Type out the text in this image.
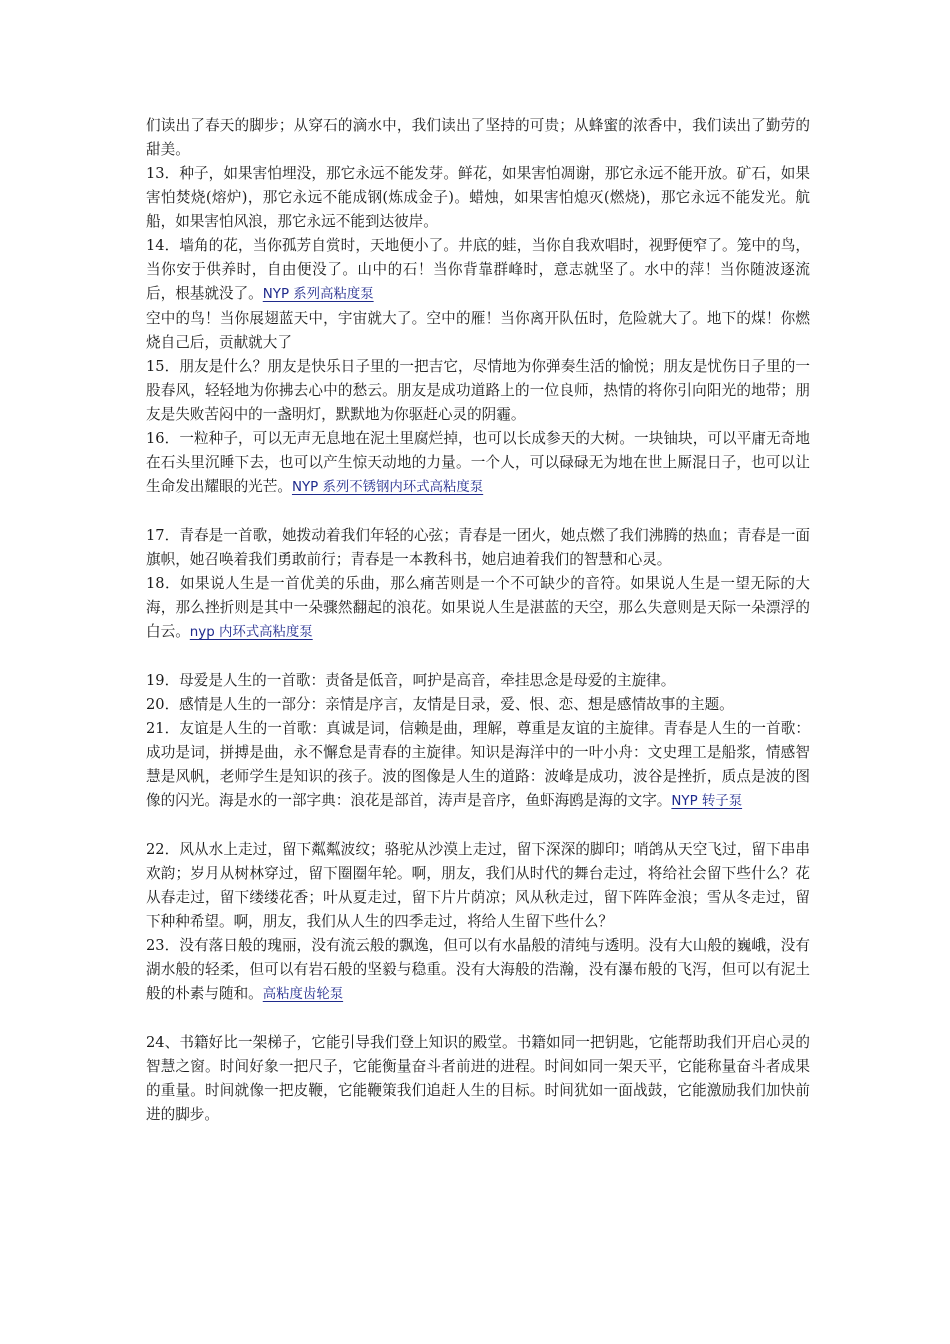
们读出了春天的脚步；从穿石的滴水中，我们读出了坚持的可贵；从蜂蜜的浓香中，我们读出了勤劳的甜美。

13．种子，如果害怕埋没，那它永远不能发芽。鲜花，如果害怕凋谢，那它永远不能开放。矿石，如果害怕焚烧(熔炉)，那它永远不能成钢(炼成金子)。蜡烛，如果害怕熄灭(燃烧)，那它永远不能发光。航船，如果害怕风浪，那它永远不能到达彼岸。

14．墙角的花，当你孤芳自赏时，天地便小了。井底的蛙，当你自我欢唱时，视野便窄了。笼中的鸟，当你安于供养时，自由便没了。山中的石！当你背靠群峰时，意志就坚了。水中的萍！当你随波逐流后，根基就没了。NYP 系列高粘度泵

空中的鸟！当你展翅蓝天中，宇宙就大了。空中的雁！当你离开队伍时，危险就大了。地下的煤！你燃烧自己后，贡献就大了

15．朋友是什么？朋友是快乐日子里的一把吉它，尽情地为你弹奏生活的愉悦；朋友是忧伤日子里的一股春风，轻轻地为你拂去心中的愁云。朋友是成功道路上的一位良师，热情的将你引向阳光的地带；朋友是失败苦闷中的一盏明灯，默默地为你驱赶心灵的阴霾。

16．一粒种子，可以无声无息地在泥土里腐烂掉，也可以长成参天的大树。一块铀块，可以平庸无奇地在石头里沉睡下去，也可以产生惊天动地的力量。一个人，可以碌碌无为地在世上厮混日子，也可以让生命发出耀眼的光芒。NYP 系列不锈钢内环式高粘度泵

17．青春是一首歌，她拨动着我们年轻的心弦；青春是一团火，她点燃了我们沸腾的热血；青春是一面旗帜，她召唤着我们勇敢前行；青春是一本教科书，她启迪着我们的智慧和心灵。

18．如果说人生是一首优美的乐曲，那么痛苦则是一个不可缺少的音符。如果说人生是一望无际的大海，那么挫折则是其中一朵骤然翻起的浪花。如果说人生是湛蓝的天空，那么失意则是天际一朵漂浮的白云。nyp 内环式高粘度泵

19．母爱是人生的一首歌：责备是低音，呵护是高音，牵挂思念是母爱的主旋律。

20．感情是人生的一部分：亲情是序言，友情是目录，爱、恨、恋、想是感情故事的主题。

21．友谊是人生的一首歌：真诚是词，信赖是曲，理解，尊重是友谊的主旋律。青春是人生的一首歌：成功是词，拼搏是曲，永不懈怠是青春的主旋律。知识是海洋中的一叶小舟：文史理工是船浆，情感智慧是风帆，老师学生是知识的孩子。波的图像是人生的道路：波峰是成功，波谷是挫折，质点是波的图像的闪光。海是水的一部字典：浪花是部首，涛声是音序，鱼虾海鸥是海的文字。NYP 转子泵

22．风从水上走过，留下粼粼波纹；骆驼从沙漠上走过，留下深深的脚印；哨鸽从天空飞过，留下串串欢韵；岁月从树林穿过，留下圈圈年轮。啊，朋友，我们从时代的舞台走过，将给社会留下些什么？花从春走过，留下缕缕花香；叶从夏走过，留下片片荫凉；风从秋走过，留下阵阵金浪；雪从冬走过，留下种种希望。啊，朋友，我们从人生的四季走过，将给人生留下些什么？

23．没有落日般的瑰丽，没有流云般的飘逸，但可以有水晶般的清纯与透明。没有大山般的巍峨，没有湖水般的轻柔，但可以有岩石般的坚毅与稳重。没有大海般的浩瀚，没有瀑布般的飞泻，但可以有泥土般的朴素与随和。高粘度齿轮泵

24、书籍好比一架梯子，它能引导我们登上知识的殿堂。书籍如同一把钥匙，它能帮助我们开启心灵的智慧之窗。时间好象一把尺子，它能衡量奋斗者前进的进程。时间如同一架天平，它能称量奋斗者成果的重量。时间就像一把皮鞭，它能鞭策我们追赶人生的目标。时间犹如一面战鼓，它能激励我们加快前进的脚步。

● ● ● ● ●

Keep every word of the data as it is when you write it out, but drop the pictures.

Type out the text in this image.
们读出了春天的脚步；从穿石的滴水中，我们读出了坚持的可贵；从蜂蜜的浓香中，我们读出了勤劳的甜美。

13．种子，如果害怕埋没，那它永远不能发芽。鲜花，如果害怕凋谢，那它永远不能开放。矿石，如果害怕焚烧(熔炉)，那它永远不能成钢(炼成金子)。蜡烛，如果害怕熄灭(燃烧)，那它永远不能发光。航船，如果害怕风浪，那它永远不能到达彼岸。

14．墙角的花，当你孤芳自赏时，天地便小了。井底的蛙，当你自我欢唱时，视野便窄了。笼中的鸟，当你安于供养时，自由便没了。山中的石！当你背靠群峰时，意志就坚了。水中的萍！当你随波逐流后，根基就没了。NYP 系列高粘度泵

空中的鸟！当你展翅蓝天中，宇宙就大了。空中的雁！当你离开队伍时，危险就大了。地下的煤！你燃烧自己后，贡献就大了

15．朋友是什么？朋友是快乐日子里的一把吉它，尽情地为你弹奏生活的愉悦；朋友是忧伤日子里的一股春风，轻轻地为你拂去心中的愁云。朋友是成功道路上的一位良师，热情的将你引向阳光的地带；朋友是失败苦闷中的一盏明灯，默默地为你驱赶心灵的阴霾。

16．一粒种子，可以无声无息地在泥土里腐烂掉，也可以长成参天的大树。一块铀块，可以平庸无奇地在石头里沉睡下去，也可以产生惊天动地的力量。一个人，可以碌碌无为地在世上厮混日子，也可以让生命发出耀眼的光芒。NYP 系列不锈钢内环式高粘度泵

17．青春是一首歌，她拨动着我们年轻的心弦；青春是一团火，她点燃了我们沸腾的热血；青春是一面旗帜，她召唤着我们勇敢前行；青春是一本教科书，她启迪着我们的智慧和心灵。

18．如果说人生是一首优美的乐曲，那么痛苦则是一个不可缺少的音符。如果说人生是一望无际的大海，那么挫折则是其中一朵骤然翻起的浪花。如果说人生是湛蓝的天空，那么失意则是天际一朵漂浮的白云。nyp 内环式高粘度泵

19．母爱是人生的一首歌：责备是低音，呵护是高音，牵挂思念是母爱的主旋律。

20．感情是人生的一部分：亲情是序言，友情是目录，爱、恨、恋、想是感情故事的主题。

21．友谊是人生的一首歌：真诚是词，信赖是曲，理解，尊重是友谊的主旋律。青春是人生的一首歌：成功是词，拼搏是曲，永不懈怠是青春的主旋律。知识是海洋中的一叶小舟：文史理工是船浆，情感智慧是风帆，老师学生是知识的孩子。波的图像是人生的道路：波峰是成功，波谷是挫折，质点是波的图像的闪光。海是水的一部字典：浪花是部首，涛声是音序，鱼虾海鸥是海的文字。NYP 转子泵

22．风从水上走过，留下粼粼波纹；骆驼从沙漠上走过，留下深深的脚印；哨鸽从天空飞过，留下串串欢韵；岁月从树林穿过，留下圈圈年轮。啊，朋友，我们从时代的舞台走过，将给社会留下些什么？花从春走过，留下缕缕花香；叶从夏走过，留下片片荫凉；风从秋走过，留下阵阵金浪；雪从冬走过，留下种种希望。啊，朋友，我们从人生的四季走过，将给人生留下些什么？

23．没有落日般的瑰丽，没有流云般的飘逸，但可以有水晶般的清纯与透明。没有大山般的巍峨，没有湖水般的轻柔，但可以有岩石般的坚毅与稳重。没有大海般的浩瀚，没有瀑布般的飞泻，但可以有泥土般的朴素与随和。高粘度齿轮泵

24、书籍好比一架梯子，它能引导我们登上知识的殿堂。书籍如同一把钥匙，它能帮助我们开启心灵的智慧之窗。时间好象一把尺子，它能衡量奋斗者前进的进程。时间如同一架天平，它能称量奋斗者成果的重量。时间就像一把皮鞭，它能鞭策我们追赶人生的目标。时间犹如一面战鼓，它能激励我们加快前进的脚步。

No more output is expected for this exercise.